Print each of the entries exactly, leaving nothing out.

·····

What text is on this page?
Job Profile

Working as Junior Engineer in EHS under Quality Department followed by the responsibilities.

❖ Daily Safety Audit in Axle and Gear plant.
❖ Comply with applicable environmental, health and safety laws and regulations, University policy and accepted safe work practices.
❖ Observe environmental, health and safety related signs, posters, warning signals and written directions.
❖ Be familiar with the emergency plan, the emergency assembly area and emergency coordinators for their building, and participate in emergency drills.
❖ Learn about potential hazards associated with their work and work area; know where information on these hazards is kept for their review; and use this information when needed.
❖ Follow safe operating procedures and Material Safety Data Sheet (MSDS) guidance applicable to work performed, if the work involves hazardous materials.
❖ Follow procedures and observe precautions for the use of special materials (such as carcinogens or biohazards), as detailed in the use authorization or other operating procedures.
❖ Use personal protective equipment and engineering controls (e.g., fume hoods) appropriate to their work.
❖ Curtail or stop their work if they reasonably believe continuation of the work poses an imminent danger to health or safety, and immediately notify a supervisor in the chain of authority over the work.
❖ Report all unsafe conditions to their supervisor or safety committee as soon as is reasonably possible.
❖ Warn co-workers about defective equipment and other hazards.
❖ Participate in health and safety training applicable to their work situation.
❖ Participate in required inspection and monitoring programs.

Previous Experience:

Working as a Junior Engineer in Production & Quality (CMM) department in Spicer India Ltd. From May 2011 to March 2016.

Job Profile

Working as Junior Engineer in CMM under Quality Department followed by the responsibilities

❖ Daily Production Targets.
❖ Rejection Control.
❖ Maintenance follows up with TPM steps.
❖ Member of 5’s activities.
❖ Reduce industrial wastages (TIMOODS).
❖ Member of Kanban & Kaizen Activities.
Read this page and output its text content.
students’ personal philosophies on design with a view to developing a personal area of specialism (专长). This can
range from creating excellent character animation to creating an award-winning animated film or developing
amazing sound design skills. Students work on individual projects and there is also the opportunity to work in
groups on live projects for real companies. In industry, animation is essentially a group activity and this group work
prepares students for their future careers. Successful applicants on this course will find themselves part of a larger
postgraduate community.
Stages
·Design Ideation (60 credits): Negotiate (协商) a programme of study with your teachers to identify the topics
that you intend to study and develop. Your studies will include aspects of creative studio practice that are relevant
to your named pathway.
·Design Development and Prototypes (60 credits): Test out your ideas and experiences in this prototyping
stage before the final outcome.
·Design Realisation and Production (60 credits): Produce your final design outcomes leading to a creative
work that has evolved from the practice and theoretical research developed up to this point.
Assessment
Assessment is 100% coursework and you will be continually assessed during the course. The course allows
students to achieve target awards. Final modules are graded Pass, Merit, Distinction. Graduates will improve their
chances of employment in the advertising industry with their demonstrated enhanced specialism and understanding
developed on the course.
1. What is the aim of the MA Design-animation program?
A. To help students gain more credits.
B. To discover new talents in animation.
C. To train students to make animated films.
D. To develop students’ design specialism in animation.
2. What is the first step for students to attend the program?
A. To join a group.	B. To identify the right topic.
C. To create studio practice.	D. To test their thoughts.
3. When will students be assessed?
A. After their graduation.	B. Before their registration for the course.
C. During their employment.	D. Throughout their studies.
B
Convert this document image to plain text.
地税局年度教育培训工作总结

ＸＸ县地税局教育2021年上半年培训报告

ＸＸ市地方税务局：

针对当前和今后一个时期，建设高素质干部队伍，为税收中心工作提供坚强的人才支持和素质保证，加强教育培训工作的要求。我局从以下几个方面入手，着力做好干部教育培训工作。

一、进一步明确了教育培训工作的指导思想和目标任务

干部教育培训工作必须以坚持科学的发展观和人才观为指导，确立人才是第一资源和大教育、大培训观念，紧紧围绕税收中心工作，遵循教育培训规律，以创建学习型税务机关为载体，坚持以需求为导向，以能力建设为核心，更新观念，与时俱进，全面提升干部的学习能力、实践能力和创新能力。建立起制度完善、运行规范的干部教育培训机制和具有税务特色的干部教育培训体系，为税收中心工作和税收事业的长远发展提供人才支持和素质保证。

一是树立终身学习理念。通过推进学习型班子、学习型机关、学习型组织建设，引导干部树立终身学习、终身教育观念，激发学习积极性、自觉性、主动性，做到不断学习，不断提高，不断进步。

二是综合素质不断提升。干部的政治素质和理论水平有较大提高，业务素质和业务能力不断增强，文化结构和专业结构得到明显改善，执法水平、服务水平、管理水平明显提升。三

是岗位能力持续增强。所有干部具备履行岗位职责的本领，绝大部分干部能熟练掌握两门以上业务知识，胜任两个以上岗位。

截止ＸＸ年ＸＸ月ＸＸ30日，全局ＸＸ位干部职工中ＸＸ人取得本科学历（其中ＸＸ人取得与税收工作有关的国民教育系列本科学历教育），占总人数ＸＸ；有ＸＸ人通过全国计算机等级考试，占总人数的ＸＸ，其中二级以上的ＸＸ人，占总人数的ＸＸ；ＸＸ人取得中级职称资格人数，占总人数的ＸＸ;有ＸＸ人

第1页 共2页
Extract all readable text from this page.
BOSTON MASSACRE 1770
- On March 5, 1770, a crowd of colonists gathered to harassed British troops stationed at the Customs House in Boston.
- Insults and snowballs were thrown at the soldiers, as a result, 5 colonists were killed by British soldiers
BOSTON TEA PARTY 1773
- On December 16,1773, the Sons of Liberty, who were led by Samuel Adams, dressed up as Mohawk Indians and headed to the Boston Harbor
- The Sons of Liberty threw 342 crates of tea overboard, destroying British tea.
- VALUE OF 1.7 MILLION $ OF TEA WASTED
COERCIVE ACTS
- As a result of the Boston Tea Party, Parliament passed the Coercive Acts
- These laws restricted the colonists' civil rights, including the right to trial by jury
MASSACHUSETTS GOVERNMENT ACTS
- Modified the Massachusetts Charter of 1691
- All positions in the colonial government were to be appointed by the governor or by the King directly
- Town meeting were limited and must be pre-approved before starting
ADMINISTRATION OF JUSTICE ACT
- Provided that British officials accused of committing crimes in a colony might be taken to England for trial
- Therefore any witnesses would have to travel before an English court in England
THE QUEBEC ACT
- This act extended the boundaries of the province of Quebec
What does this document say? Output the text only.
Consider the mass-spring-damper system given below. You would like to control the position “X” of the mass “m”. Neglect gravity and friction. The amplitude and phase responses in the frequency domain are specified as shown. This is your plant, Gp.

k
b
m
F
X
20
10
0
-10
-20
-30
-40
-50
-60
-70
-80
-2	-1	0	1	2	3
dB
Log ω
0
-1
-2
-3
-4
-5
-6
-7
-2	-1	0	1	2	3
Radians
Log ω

·····

[Full output]:
What text is on this page?
Job Profile

Working as Junior Engineer in EHS under Quality Department followed by the responsibilities.

❖ Daily Safety Audit in Axle and Gear plant.
❖ Comply with applicable environmental, health and safety laws and regulations, University policy and accepted safe work practices.
❖ Observe environmental, health and safety related signs, posters, warning signals and written directions.
❖ Be familiar with the emergency plan, the emergency assembly area and emergency coordinators for their building, and participate in emergency drills.
❖ Learn about potential hazards associated with their work and work area; know where information on these hazards is kept for their review; and use this information when needed.
❖ Follow safe operating procedures and Material Safety Data Sheet (MSDS) guidance applicable to work performed, if the work involves hazardous materials.
❖ Follow procedures and observe precautions for the use of special materials (such as carcinogens or biohazards), as detailed in the use authorization or other operating procedures.
❖ Use personal protective equipment and engineering controls (e.g., fume hoods) appropriate to their work.
❖ Curtail or stop their work if they reasonably believe continuation of the work poses an imminent danger to health or safety, and immediately notify a supervisor in the chain of authority over the work.
❖ Report all unsafe conditions to their supervisor or safety committee as soon as is reasonably possible.
❖ Warn co-workers about defective equipment and other hazards.
❖ Participate in health and safety training applicable to their work situation.
❖ Participate in required inspection and monitoring programs.

Previous Experience:

Working as a Junior Engineer in Production & Quality (CMM) department in Spicer India Ltd. From May 2011 to March 2016.

Job Profile

Working as Junior Engineer in CMM under Quality Department followed by the responsibilities

❖ Daily Production Targets.
❖ Rejection Control.
❖ Maintenance follows up with TPM steps.
❖ Member of 5’s activities.
❖ Reduce industrial wastages (TIMOODS).
❖ Member of Kanban & Kaizen Activities.
Read this page and output its text content.
students’ personal philosophies on design with a view to developing a personal area of specialism (专长). This can
range from creating excellent character animation to creating an award-winning animated film or developing
amazing sound design skills. Students work on individual projects and there is also the opportunity to work in
groups on live projects for real companies. In industry, animation is essentially a group activity and this group work
prepares students for their future careers. Successful applicants on this course will find themselves part of a larger
postgraduate community.
Stages
·Design Ideation (60 credits): Negotiate (协商) a programme of study with your teachers to identify the topics
that you intend to study and develop. Your studies will include aspects of creative studio practice that are relevant
to your named pathway.
·Design Development and Prototypes (60 credits): Test out your ideas and experiences in this prototyping
stage before the final outcome.
·Design Realisation and Production (60 credits): Produce your final design outcomes leading to a creative
work that has evolved from the practice and theoretical research developed up to this point.
Assessment
Assessment is 100% coursework and you will be continually assessed during the course. The course allows
students to achieve target awards. Final modules are graded Pass, Merit, Distinction. Graduates will improve their
chances of employment in the advertising industry with their demonstrated enhanced specialism and understanding
developed on the course.
1. What is the aim of the MA Design-animation program?
A. To help students gain more credits.
B. To discover new talents in animation.
C. To train students to make animated films.
D. To develop students’ design specialism in animation.
2. What is the first step for students to attend the program?
A. To join a group.	B. To identify the right topic.
C. To create studio practice.	D. To test their thoughts.
3. When will students be assessed?
A. After their graduation.	B. Before their registration for the course.
C. During their employment.	D. Throughout their studies.
B
Convert this document image to plain text.
地税局年度教育培训工作总结

ＸＸ县地税局教育2021年上半年培训报告

ＸＸ市地方税务局：

针对当前和今后一个时期，建设高素质干部队伍，为税收中心工作提供坚强的人才支持和素质保证，加强教育培训工作的要求。我局从以下几个方面入手，着力做好干部教育培训工作。

一、进一步明确了教育培训工作的指导思想和目标任务

干部教育培训工作必须以坚持科学的发展观和人才观为指导，确立人才是第一资源和大教育、大培训观念，紧紧围绕税收中心工作，遵循教育培训规律，以创建学习型税务机关为载体，坚持以需求为导向，以能力建设为核心，更新观念，与时俱进，全面提升干部的学习能力、实践能力和创新能力。建立起制度完善、运行规范的干部教育培训机制和具有税务特色的干部教育培训体系，为税收中心工作和税收事业的长远发展提供人才支持和素质保证。

一是树立终身学习理念。通过推进学习型班子、学习型机关、学习型组织建设，引导干部树立终身学习、终身教育观念，激发学习积极性、自觉性、主动性，做到不断学习，不断提高，不断进步。

二是综合素质不断提升。干部的政治素质和理论水平有较大提高，业务素质和业务能力不断增强，文化结构和专业结构得到明显改善，执法水平、服务水平、管理水平明显提升。三

是岗位能力持续增强。所有干部具备履行岗位职责的本领，绝大部分干部能熟练掌握两门以上业务知识，胜任两个以上岗位。

截止ＸＸ年ＸＸ月ＸＸ30日，全局ＸＸ位干部职工中ＸＸ人取得本科学历（其中ＸＸ人取得与税收工作有关的国民教育系列本科学历教育），占总人数ＸＸ；有ＸＸ人通过全国计算机等级考试，占总人数的ＸＸ，其中二级以上的ＸＸ人，占总人数的ＸＸ；ＸＸ人取得中级职称资格人数，占总人数的ＸＸ;有ＸＸ人

第1页 共2页
Extract all readable text from this page.
BOSTON MASSACRE 1770
- On March 5, 1770, a crowd of colonists gathered to harassed British troops stationed at the Customs House in Boston.
- Insults and snowballs were thrown at the soldiers, as a result, 5 colonists were killed by British soldiers
BOSTON TEA PARTY 1773
- On December 16,1773, the Sons of Liberty, who were led by Samuel Adams, dressed up as Mohawk Indians and headed to the Boston Harbor
- The Sons of Liberty threw 342 crates of tea overboard, destroying British tea.
- VALUE OF 1.7 MILLION $ OF TEA WASTED
COERCIVE ACTS
- As a result of the Boston Tea Party, Parliament passed the Coercive Acts
- These laws restricted the colonists' civil rights, including the right to trial by jury
MASSACHUSETTS GOVERNMENT ACTS
- Modified the Massachusetts Charter of 1691
- All positions in the colonial government were to be appointed by the governor or by the King directly
- Town meeting were limited and must be pre-approved before starting
ADMINISTRATION OF JUSTICE ACT
- Provided that British officials accused of committing crimes in a colony might be taken to England for trial
- Therefore any witnesses would have to travel before an English court in England
THE QUEBEC ACT
- This act extended the boundaries of the province of Quebec
What does this document say? Output the text only.
Consider the mass-spring-damper system given below. You would like to control the position “X” of the mass “m”. Neglect gravity and friction. The amplitude and phase responses in the frequency domain are specified as shown. This is your plant, Gp.

k
b
m
F
X
20
10
0
-10
-20
-30
-40
-50
-60
-70
-80
-2	-1	0	1	2	3
dB
Log ω
0
-1
-2
-3
-4
-5
-6
-7
-2	-1	0	1	2	3
Radians
Log ω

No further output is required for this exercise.